━━━━━ GIVEN RECORDS

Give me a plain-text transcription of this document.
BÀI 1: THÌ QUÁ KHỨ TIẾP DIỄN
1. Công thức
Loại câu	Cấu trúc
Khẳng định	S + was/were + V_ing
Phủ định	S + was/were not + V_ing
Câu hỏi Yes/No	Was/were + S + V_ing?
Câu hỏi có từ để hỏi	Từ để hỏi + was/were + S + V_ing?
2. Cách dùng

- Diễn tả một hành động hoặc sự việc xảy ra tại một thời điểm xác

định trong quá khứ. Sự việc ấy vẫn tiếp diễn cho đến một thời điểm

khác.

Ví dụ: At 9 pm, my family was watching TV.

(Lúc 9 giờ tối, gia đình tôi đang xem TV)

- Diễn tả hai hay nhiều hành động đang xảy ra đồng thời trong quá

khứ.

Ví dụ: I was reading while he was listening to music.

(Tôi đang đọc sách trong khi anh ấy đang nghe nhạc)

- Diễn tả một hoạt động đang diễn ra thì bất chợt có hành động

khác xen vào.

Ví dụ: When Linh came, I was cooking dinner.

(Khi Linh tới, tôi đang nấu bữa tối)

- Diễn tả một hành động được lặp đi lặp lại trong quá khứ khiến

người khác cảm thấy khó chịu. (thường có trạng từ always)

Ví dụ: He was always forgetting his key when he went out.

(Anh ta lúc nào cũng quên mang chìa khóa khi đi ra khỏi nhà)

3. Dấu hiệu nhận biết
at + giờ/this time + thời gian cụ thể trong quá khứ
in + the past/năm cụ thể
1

━━━━━━━━━━

§ TASK TO CARRY OUT: Determine how many lines of the listing hold the word "động" and reply with that figure alone.

§ RESULT: 4